━━━━━ Rows ━━━━━

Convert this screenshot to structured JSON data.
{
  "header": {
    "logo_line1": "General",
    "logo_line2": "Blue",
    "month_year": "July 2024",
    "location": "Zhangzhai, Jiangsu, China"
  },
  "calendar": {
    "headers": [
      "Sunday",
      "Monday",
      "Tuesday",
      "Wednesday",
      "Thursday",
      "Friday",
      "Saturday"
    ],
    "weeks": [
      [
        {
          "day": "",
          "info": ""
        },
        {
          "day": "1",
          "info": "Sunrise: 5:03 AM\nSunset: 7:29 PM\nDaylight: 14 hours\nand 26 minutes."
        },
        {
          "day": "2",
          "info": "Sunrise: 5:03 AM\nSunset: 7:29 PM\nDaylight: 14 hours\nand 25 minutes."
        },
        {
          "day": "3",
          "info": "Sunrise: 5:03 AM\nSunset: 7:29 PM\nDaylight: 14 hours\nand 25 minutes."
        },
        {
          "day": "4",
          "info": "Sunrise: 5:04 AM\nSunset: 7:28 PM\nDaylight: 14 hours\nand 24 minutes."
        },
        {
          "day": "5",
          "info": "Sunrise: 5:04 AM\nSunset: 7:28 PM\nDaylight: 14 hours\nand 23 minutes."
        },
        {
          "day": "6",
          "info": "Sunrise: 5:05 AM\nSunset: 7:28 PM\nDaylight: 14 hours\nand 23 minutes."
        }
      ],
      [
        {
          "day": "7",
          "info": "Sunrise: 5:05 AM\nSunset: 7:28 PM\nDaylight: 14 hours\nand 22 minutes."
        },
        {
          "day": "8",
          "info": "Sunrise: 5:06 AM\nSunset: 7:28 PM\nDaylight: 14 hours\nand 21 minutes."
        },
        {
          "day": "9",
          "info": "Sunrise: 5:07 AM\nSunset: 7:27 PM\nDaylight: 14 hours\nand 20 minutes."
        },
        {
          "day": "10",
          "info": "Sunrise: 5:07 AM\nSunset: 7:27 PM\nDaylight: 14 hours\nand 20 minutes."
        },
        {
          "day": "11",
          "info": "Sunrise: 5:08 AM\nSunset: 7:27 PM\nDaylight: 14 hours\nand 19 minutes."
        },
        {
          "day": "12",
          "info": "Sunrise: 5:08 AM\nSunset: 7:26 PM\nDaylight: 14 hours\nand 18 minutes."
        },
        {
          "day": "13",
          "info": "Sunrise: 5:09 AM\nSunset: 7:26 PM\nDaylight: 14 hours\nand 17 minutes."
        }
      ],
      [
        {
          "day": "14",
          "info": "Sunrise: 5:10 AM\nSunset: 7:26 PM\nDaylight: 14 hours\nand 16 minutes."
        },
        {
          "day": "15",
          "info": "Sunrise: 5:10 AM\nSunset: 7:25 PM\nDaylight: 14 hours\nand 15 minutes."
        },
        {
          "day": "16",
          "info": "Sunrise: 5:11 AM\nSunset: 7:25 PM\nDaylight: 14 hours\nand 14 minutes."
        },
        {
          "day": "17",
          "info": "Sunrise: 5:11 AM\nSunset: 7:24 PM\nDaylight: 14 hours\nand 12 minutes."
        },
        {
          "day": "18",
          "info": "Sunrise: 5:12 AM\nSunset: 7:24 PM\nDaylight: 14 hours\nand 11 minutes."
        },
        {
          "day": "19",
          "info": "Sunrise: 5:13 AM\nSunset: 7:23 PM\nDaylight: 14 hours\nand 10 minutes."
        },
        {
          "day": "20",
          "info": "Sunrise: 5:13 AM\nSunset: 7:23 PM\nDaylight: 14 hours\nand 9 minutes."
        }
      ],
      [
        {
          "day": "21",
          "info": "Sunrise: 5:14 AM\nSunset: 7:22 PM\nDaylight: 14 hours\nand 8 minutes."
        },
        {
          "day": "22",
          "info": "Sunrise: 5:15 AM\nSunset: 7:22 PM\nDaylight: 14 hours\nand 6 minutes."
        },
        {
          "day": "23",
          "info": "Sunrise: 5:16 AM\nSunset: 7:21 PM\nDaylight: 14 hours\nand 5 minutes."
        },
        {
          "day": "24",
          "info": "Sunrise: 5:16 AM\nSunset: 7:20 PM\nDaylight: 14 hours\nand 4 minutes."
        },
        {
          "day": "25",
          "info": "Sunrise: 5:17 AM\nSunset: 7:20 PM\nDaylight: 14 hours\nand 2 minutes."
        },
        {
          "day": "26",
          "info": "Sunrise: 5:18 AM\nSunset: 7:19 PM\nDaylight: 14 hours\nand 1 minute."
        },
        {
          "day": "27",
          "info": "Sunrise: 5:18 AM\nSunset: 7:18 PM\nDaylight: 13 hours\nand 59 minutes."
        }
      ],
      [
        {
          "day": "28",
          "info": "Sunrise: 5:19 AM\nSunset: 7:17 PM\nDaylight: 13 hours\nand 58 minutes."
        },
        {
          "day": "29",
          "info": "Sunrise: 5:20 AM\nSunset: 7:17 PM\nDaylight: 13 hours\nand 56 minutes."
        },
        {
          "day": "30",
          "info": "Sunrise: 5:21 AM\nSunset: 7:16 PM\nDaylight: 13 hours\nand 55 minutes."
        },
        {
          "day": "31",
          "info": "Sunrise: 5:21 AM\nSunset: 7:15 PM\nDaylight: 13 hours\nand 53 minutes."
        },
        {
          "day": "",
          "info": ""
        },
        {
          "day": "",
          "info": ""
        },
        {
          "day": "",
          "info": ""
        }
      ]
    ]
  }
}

━━━━━

## The problem:
Write the entries again, exactly as they stand.

## Response to this task:
Convert this screenshot to structured JSON data.
{
  "header": {
    "logo_line1": "General",
    "logo_line2": "Blue",
    "month_year": "July 2024",
    "location": "Zhangzhai, Jiangsu, China"
  },
  "calendar": {
    "headers": [
      "Sunday",
      "Monday",
      "Tuesday",
      "Wednesday",
      "Thursday",
      "Friday",
      "Saturday"
    ],
    "weeks": [
      [
        {
          "day": "",
          "info": ""
        },
        {
          "day": "1",
          "info": "Sunrise: 5:03 AM\nSunset: 7:29 PM\nDaylight: 14 hours\nand 26 minutes."
        },
        {
          "day": "2",
          "info": "Sunrise: 5:03 AM\nSunset: 7:29 PM\nDaylight: 14 hours\nand 25 minutes."
        },
        {
          "day": "3",
          "info": "Sunrise: 5:03 AM\nSunset: 7:29 PM\nDaylight: 14 hours\nand 25 minutes."
        },
        {
          "day": "4",
          "info": "Sunrise: 5:04 AM\nSunset: 7:28 PM\nDaylight: 14 hours\nand 24 minutes."
        },
        {
          "day": "5",
          "info": "Sunrise: 5:04 AM\nSunset: 7:28 PM\nDaylight: 14 hours\nand 23 minutes."
        },
        {
          "day": "6",
          "info": "Sunrise: 5:05 AM\nSunset: 7:28 PM\nDaylight: 14 hours\nand 23 minutes."
        }
      ],
      [
        {
          "day": "7",
          "info": "Sunrise: 5:05 AM\nSunset: 7:28 PM\nDaylight: 14 hours\nand 22 minutes."
        },
        {
          "day": "8",
          "info": "Sunrise: 5:06 AM\nSunset: 7:28 PM\nDaylight: 14 hours\nand 21 minutes."
        },
        {
          "day": "9",
          "info": "Sunrise: 5:07 AM\nSunset: 7:27 PM\nDaylight: 14 hours\nand 20 minutes."
        },
        {
          "day": "10",
          "info": "Sunrise: 5:07 AM\nSunset: 7:27 PM\nDaylight: 14 hours\nand 20 minutes."
        },
        {
          "day": "11",
          "info": "Sunrise: 5:08 AM\nSunset: 7:27 PM\nDaylight: 14 hours\nand 19 minutes."
        },
        {
          "day": "12",
          "info": "Sunrise: 5:08 AM\nSunset: 7:26 PM\nDaylight: 14 hours\nand 18 minutes."
        },
        {
          "day": "13",
          "info": "Sunrise: 5:09 AM\nSunset: 7:26 PM\nDaylight: 14 hours\nand 17 minutes."
        }
      ],
      [
        {
          "day": "14",
          "info": "Sunrise: 5:10 AM\nSunset: 7:26 PM\nDaylight: 14 hours\nand 16 minutes."
        },
        {
          "day": "15",
          "info": "Sunrise: 5:10 AM\nSunset: 7:25 PM\nDaylight: 14 hours\nand 15 minutes."
        },
        {
          "day": "16",
          "info": "Sunrise: 5:11 AM\nSunset: 7:25 PM\nDaylight: 14 hours\nand 14 minutes."
        },
        {
          "day": "17",
          "info": "Sunrise: 5:11 AM\nSunset: 7:24 PM\nDaylight: 14 hours\nand 12 minutes."
        },
        {
          "day": "18",
          "info": "Sunrise: 5:12 AM\nSunset: 7:24 PM\nDaylight: 14 hours\nand 11 minutes."
        },
        {
          "day": "19",
          "info": "Sunrise: 5:13 AM\nSunset: 7:23 PM\nDaylight: 14 hours\nand 10 minutes."
        },
        {
          "day": "20",
          "info": "Sunrise: 5:13 AM\nSunset: 7:23 PM\nDaylight: 14 hours\nand 9 minutes."
        }
      ],
      [
        {
          "day": "21",
          "info": "Sunrise: 5:14 AM\nSunset: 7:22 PM\nDaylight: 14 hours\nand 8 minutes."
        },
        {
          "day": "22",
          "info": "Sunrise: 5:15 AM\nSunset: 7:22 PM\nDaylight: 14 hours\nand 6 minutes."
        },
        {
          "day": "23",
          "info": "Sunrise: 5:16 AM\nSunset: 7:21 PM\nDaylight: 14 hours\nand 5 minutes."
        },
        {
          "day": "24",
          "info": "Sunrise: 5:16 AM\nSunset: 7:20 PM\nDaylight: 14 hours\nand 4 minutes."
        },
        {
          "day": "25",
          "info": "Sunrise: 5:17 AM\nSunset: 7:20 PM\nDaylight: 14 hours\nand 2 minutes."
        },
        {
          "day": "26",
          "info": "Sunrise: 5:18 AM\nSunset: 7:19 PM\nDaylight: 14 hours\nand 1 minute."
        },
        {
          "day": "27",
          "info": "Sunrise: 5:18 AM\nSunset: 7:18 PM\nDaylight: 13 hours\nand 59 minutes."
        }
      ],
      [
        {
          "day": "28",
          "info": "Sunrise: 5:19 AM\nSunset: 7:17 PM\nDaylight: 13 hours\nand 58 minutes."
        },
        {
          "day": "29",
          "info": "Sunrise: 5:20 AM\nSunset: 7:17 PM\nDaylight: 13 hours\nand 56 minutes."
        },
        {
          "day": "30",
          "info": "Sunrise: 5:21 AM\nSunset: 7:16 PM\nDaylight: 13 hours\nand 55 minutes."
        },
        {
          "day": "31",
          "info": "Sunrise: 5:21 AM\nSunset: 7:15 PM\nDaylight: 13 hours\nand 53 minutes."
        },
        {
          "day": "",
          "info": ""
        },
        {
          "day": "",
          "info": ""
        },
        {
          "day": "",
          "info": ""
        }
      ]
    ]
  }
}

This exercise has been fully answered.